[OBJECTIVE]
Please print every one of the following entries again, line for line, without changing a single character.

[WORKING DATA]
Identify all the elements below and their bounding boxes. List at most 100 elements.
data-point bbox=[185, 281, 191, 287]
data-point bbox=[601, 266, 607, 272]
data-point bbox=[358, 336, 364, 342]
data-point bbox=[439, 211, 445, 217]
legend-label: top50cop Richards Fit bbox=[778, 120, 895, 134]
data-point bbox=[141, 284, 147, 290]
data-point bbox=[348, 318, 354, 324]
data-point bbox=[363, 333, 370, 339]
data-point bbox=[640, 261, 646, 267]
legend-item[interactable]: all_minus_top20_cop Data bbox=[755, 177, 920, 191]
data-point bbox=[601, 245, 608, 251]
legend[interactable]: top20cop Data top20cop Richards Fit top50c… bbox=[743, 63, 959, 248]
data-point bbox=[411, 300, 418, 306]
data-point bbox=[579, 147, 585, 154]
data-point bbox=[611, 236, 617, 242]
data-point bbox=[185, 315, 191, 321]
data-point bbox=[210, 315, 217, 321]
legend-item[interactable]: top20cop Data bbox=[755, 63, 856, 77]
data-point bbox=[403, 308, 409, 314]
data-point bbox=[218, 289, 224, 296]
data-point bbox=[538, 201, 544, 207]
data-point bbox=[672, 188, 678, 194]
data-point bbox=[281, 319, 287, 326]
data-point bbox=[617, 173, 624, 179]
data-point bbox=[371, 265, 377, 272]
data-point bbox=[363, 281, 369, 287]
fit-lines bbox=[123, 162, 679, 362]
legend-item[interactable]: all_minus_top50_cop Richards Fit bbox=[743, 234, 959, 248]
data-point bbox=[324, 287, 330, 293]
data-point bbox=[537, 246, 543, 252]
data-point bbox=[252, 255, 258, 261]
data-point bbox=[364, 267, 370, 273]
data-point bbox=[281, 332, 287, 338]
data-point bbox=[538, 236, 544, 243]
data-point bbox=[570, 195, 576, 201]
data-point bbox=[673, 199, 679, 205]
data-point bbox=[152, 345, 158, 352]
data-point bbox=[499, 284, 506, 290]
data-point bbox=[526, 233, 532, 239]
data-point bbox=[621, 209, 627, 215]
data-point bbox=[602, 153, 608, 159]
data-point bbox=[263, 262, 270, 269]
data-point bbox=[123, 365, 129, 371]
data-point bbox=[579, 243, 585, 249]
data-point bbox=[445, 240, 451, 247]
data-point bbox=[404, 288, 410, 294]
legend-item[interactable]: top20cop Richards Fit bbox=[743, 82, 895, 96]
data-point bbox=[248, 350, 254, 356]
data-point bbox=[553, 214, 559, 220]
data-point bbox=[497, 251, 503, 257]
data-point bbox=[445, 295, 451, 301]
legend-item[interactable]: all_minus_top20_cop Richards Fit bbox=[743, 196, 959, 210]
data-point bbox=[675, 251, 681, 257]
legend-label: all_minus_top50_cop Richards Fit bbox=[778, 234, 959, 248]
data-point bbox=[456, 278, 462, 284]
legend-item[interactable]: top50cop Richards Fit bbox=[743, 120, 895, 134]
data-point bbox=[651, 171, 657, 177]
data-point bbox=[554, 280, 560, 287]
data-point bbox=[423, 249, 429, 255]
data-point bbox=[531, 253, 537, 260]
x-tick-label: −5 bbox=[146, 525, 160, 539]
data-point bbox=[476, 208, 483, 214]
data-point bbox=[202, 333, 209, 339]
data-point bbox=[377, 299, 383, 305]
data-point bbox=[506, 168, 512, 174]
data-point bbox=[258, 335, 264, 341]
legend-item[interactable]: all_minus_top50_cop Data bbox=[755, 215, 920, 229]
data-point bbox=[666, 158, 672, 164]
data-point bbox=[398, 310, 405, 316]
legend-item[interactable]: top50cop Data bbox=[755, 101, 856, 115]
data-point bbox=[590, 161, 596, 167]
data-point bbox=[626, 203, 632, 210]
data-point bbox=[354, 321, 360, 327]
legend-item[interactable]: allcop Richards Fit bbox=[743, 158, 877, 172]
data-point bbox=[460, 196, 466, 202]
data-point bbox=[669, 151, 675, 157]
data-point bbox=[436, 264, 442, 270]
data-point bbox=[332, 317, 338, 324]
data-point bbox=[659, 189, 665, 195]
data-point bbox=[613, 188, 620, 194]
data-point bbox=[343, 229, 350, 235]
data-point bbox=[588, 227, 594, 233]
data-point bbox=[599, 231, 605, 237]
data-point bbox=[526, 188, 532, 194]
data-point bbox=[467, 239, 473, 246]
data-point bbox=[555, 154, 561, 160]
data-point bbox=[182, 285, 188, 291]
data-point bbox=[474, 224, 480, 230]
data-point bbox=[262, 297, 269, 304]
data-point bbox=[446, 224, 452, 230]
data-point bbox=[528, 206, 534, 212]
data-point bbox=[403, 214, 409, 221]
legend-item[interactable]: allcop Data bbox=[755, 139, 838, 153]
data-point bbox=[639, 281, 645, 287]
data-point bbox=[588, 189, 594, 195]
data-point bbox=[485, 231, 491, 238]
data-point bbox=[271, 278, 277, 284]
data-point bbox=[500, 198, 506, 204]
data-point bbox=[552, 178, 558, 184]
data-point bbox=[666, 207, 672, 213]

[RESULT BELOW]
Identify all the elements below and their bounding boxes. List at most 100 elements.
data-point bbox=[185, 281, 191, 287]
data-point bbox=[601, 266, 607, 272]
data-point bbox=[358, 336, 364, 342]
data-point bbox=[439, 211, 445, 217]
legend-label: top50cop Richards Fit bbox=[778, 120, 895, 134]
data-point bbox=[141, 284, 147, 290]
data-point bbox=[348, 318, 354, 324]
data-point bbox=[363, 333, 370, 339]
data-point bbox=[640, 261, 646, 267]
legend-item[interactable]: all_minus_top20_cop Data bbox=[755, 177, 920, 191]
data-point bbox=[601, 245, 608, 251]
legend[interactable]: top20cop Data top20cop Richards Fit top50c… bbox=[743, 63, 959, 248]
data-point bbox=[411, 300, 418, 306]
data-point bbox=[579, 147, 585, 154]
data-point bbox=[611, 236, 617, 242]
data-point bbox=[185, 315, 191, 321]
data-point bbox=[210, 315, 217, 321]
legend-item[interactable]: top20cop Data bbox=[755, 63, 856, 77]
data-point bbox=[403, 308, 409, 314]
data-point bbox=[218, 289, 224, 296]
data-point bbox=[538, 201, 544, 207]
data-point bbox=[672, 188, 678, 194]
data-point bbox=[281, 319, 287, 326]
data-point bbox=[617, 173, 624, 179]
data-point bbox=[371, 265, 377, 272]
data-point bbox=[363, 281, 369, 287]
fit-lines bbox=[123, 162, 679, 362]
legend-item[interactable]: all_minus_top50_cop Richards Fit bbox=[743, 234, 959, 248]
data-point bbox=[324, 287, 330, 293]
data-point bbox=[537, 246, 543, 252]
data-point bbox=[252, 255, 258, 261]
data-point bbox=[364, 267, 370, 273]
data-point bbox=[281, 332, 287, 338]
data-point bbox=[538, 236, 544, 243]
data-point bbox=[570, 195, 576, 201]
data-point bbox=[673, 199, 679, 205]
data-point bbox=[152, 345, 158, 352]
data-point bbox=[499, 284, 506, 290]
data-point bbox=[526, 233, 532, 239]
data-point bbox=[621, 209, 627, 215]
data-point bbox=[602, 153, 608, 159]
data-point bbox=[263, 262, 270, 269]
data-point bbox=[123, 365, 129, 371]
data-point bbox=[579, 243, 585, 249]
data-point bbox=[445, 240, 451, 247]
data-point bbox=[404, 288, 410, 294]
legend-item[interactable]: top20cop Richards Fit bbox=[743, 82, 895, 96]
data-point bbox=[248, 350, 254, 356]
data-point bbox=[553, 214, 559, 220]
data-point bbox=[497, 251, 503, 257]
data-point bbox=[445, 295, 451, 301]
legend-item[interactable]: all_minus_top20_cop Richards Fit bbox=[743, 196, 959, 210]
data-point bbox=[675, 251, 681, 257]
legend-label: all_minus_top50_cop Richards Fit bbox=[778, 234, 959, 248]
data-point bbox=[456, 278, 462, 284]
legend-item[interactable]: top50cop Richards Fit bbox=[743, 120, 895, 134]
data-point bbox=[651, 171, 657, 177]
data-point bbox=[554, 280, 560, 287]
data-point bbox=[423, 249, 429, 255]
data-point bbox=[531, 253, 537, 260]
x-tick-label: −5 bbox=[146, 525, 160, 539]
data-point bbox=[476, 208, 483, 214]
data-point bbox=[202, 333, 209, 339]
data-point bbox=[377, 299, 383, 305]
data-point bbox=[506, 168, 512, 174]
data-point bbox=[258, 335, 264, 341]
legend-item[interactable]: all_minus_top50_cop Data bbox=[755, 215, 920, 229]
data-point bbox=[666, 158, 672, 164]
data-point bbox=[398, 310, 405, 316]
legend-item[interactable]: top50cop Data bbox=[755, 101, 856, 115]
data-point bbox=[590, 161, 596, 167]
data-point bbox=[626, 203, 632, 210]
data-point bbox=[354, 321, 360, 327]
legend-item[interactable]: allcop Richards Fit bbox=[743, 158, 877, 172]
data-point bbox=[460, 196, 466, 202]
data-point bbox=[669, 151, 675, 157]
data-point bbox=[436, 264, 442, 270]
data-point bbox=[332, 317, 338, 324]
data-point bbox=[659, 189, 665, 195]
data-point bbox=[613, 188, 620, 194]
data-point bbox=[343, 229, 350, 235]
data-point bbox=[588, 227, 594, 233]
data-point bbox=[599, 231, 605, 237]
data-point bbox=[526, 188, 532, 194]
data-point bbox=[467, 239, 473, 246]
data-point bbox=[555, 154, 561, 160]
data-point bbox=[182, 285, 188, 291]
data-point bbox=[474, 224, 480, 230]
data-point bbox=[262, 297, 269, 304]
data-point bbox=[446, 224, 452, 230]
data-point bbox=[528, 206, 534, 212]
data-point bbox=[403, 214, 409, 221]
legend-item[interactable]: allcop Data bbox=[755, 139, 838, 153]
data-point bbox=[639, 281, 645, 287]
data-point bbox=[588, 189, 594, 195]
data-point bbox=[485, 231, 491, 238]
data-point bbox=[271, 278, 277, 284]
data-point bbox=[500, 198, 506, 204]
data-point bbox=[552, 178, 558, 184]
data-point bbox=[666, 207, 672, 213]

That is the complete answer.